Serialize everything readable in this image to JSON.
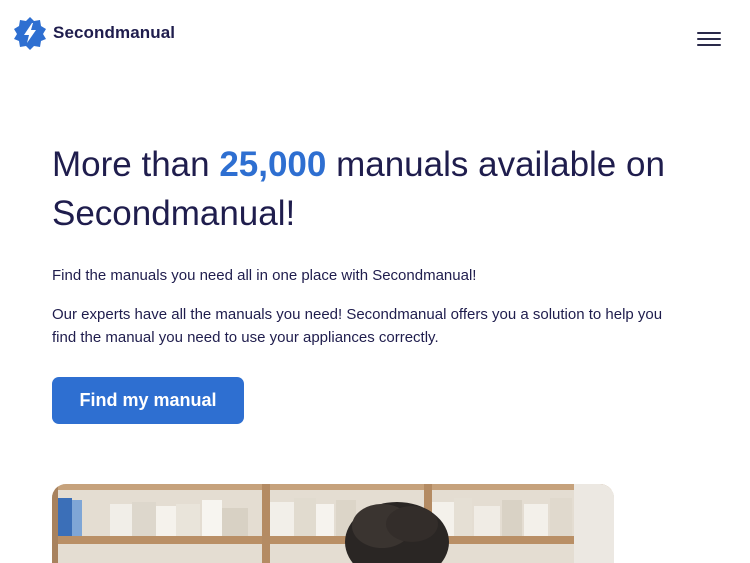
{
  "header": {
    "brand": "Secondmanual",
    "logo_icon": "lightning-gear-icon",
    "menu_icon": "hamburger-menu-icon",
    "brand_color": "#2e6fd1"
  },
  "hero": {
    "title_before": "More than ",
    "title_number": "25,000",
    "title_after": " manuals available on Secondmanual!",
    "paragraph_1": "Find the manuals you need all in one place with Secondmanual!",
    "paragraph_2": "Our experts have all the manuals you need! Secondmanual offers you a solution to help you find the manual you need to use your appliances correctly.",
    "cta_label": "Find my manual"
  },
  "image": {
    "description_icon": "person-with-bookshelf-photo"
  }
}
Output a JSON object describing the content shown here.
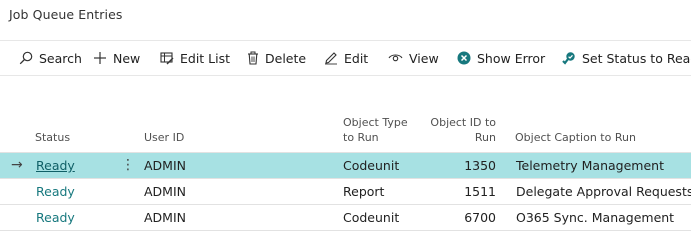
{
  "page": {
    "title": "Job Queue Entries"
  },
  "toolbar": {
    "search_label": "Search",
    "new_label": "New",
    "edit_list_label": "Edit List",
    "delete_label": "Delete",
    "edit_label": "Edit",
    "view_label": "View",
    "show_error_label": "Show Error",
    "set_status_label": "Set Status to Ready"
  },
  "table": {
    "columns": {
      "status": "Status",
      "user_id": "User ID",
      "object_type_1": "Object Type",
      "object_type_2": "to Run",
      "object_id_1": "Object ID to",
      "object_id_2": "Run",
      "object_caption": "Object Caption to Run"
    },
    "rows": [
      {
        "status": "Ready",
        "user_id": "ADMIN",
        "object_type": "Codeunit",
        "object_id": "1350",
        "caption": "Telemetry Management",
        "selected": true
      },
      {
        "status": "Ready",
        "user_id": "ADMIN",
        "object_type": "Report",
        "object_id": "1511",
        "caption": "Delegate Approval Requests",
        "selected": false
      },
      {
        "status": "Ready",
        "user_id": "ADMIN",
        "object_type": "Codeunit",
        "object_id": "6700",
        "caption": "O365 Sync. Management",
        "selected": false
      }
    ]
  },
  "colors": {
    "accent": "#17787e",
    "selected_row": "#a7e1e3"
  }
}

• • • •

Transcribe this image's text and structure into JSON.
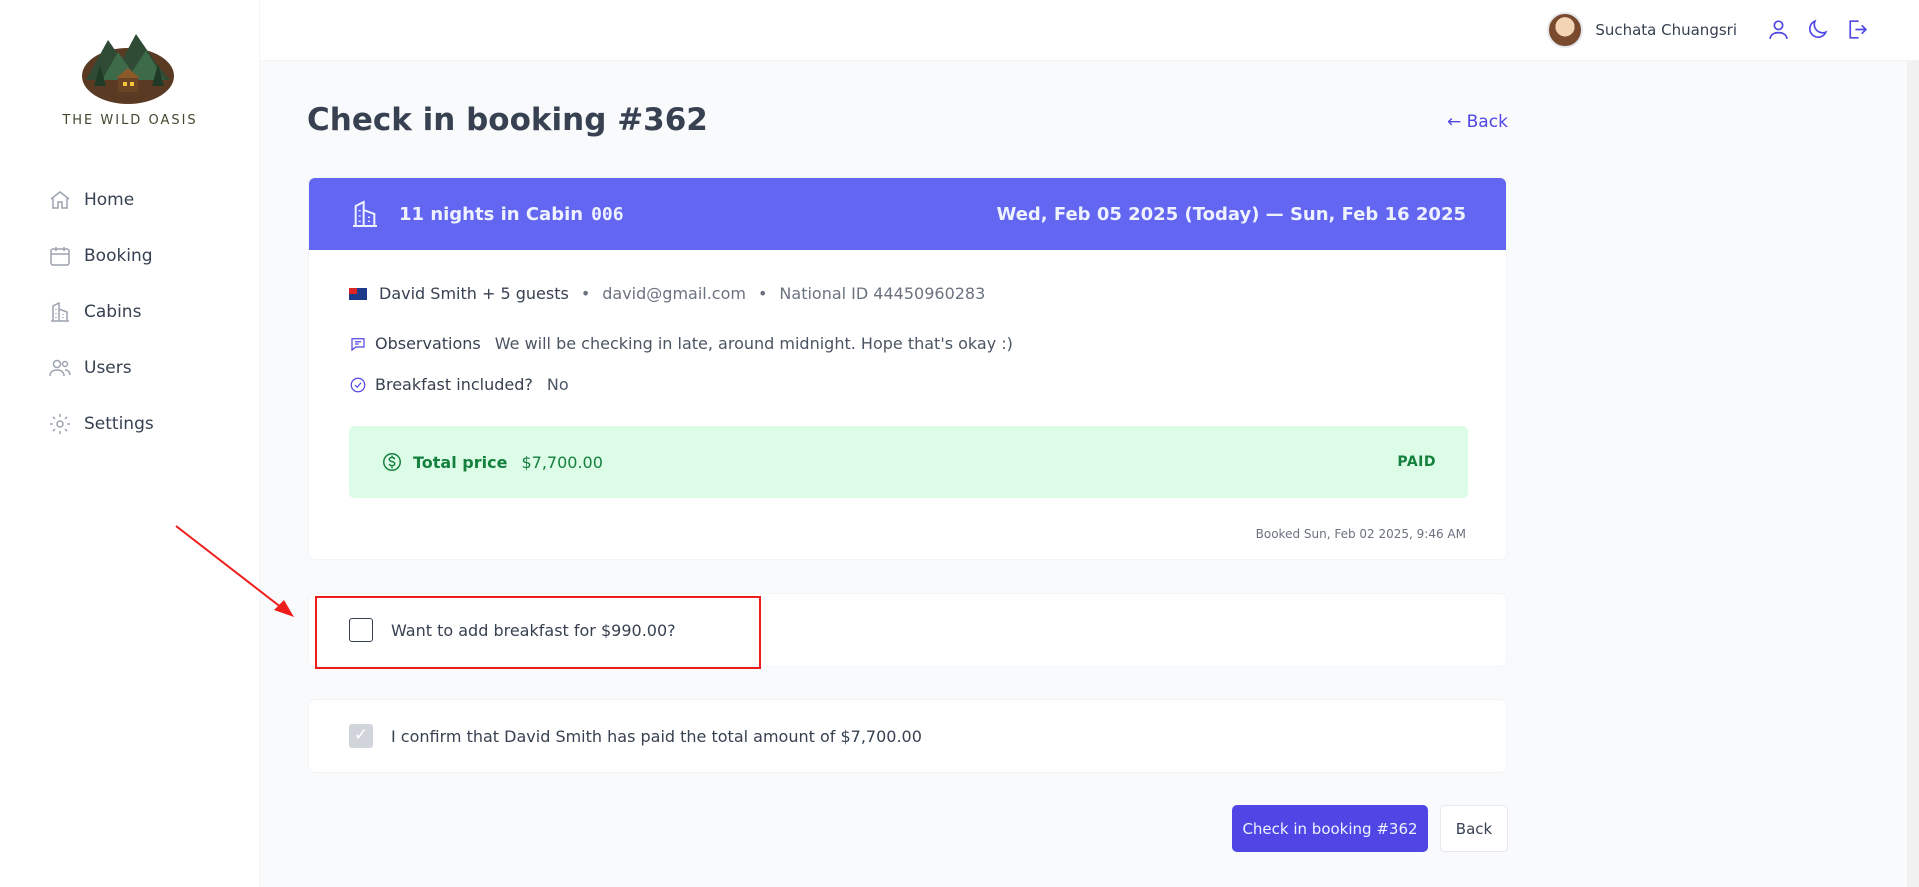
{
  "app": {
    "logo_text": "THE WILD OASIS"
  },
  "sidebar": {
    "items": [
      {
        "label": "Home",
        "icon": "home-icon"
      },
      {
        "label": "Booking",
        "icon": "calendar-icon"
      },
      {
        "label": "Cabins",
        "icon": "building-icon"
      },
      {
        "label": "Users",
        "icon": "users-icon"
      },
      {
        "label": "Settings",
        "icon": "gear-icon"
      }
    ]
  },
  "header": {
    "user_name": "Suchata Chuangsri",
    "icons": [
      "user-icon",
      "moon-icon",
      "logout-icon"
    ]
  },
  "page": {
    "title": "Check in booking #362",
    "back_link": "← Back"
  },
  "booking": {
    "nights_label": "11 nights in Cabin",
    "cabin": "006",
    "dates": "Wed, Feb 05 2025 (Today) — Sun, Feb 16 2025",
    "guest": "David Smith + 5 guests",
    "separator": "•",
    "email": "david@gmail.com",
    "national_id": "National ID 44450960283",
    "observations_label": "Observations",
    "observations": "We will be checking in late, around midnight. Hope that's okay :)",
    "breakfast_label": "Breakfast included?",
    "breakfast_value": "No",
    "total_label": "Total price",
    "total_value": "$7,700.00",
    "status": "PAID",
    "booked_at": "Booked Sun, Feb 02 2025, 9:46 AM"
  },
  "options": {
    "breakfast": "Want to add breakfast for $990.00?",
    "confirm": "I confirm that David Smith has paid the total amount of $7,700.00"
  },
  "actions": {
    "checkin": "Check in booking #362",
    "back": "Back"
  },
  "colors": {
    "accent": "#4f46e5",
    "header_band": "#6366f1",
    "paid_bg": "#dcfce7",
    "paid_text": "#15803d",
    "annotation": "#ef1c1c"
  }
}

• • • •

_Set task_
From the entries above, copy every line containing the word "need".

_Exercise solution_
    "paragraph_1": "Find the manuals you need all in one place with Secondmanual!",
    "paragraph_2": "Our experts have all the manuals you need! Secondmanual offers you a solution to help you find the manual you need to use your appliances correctly.",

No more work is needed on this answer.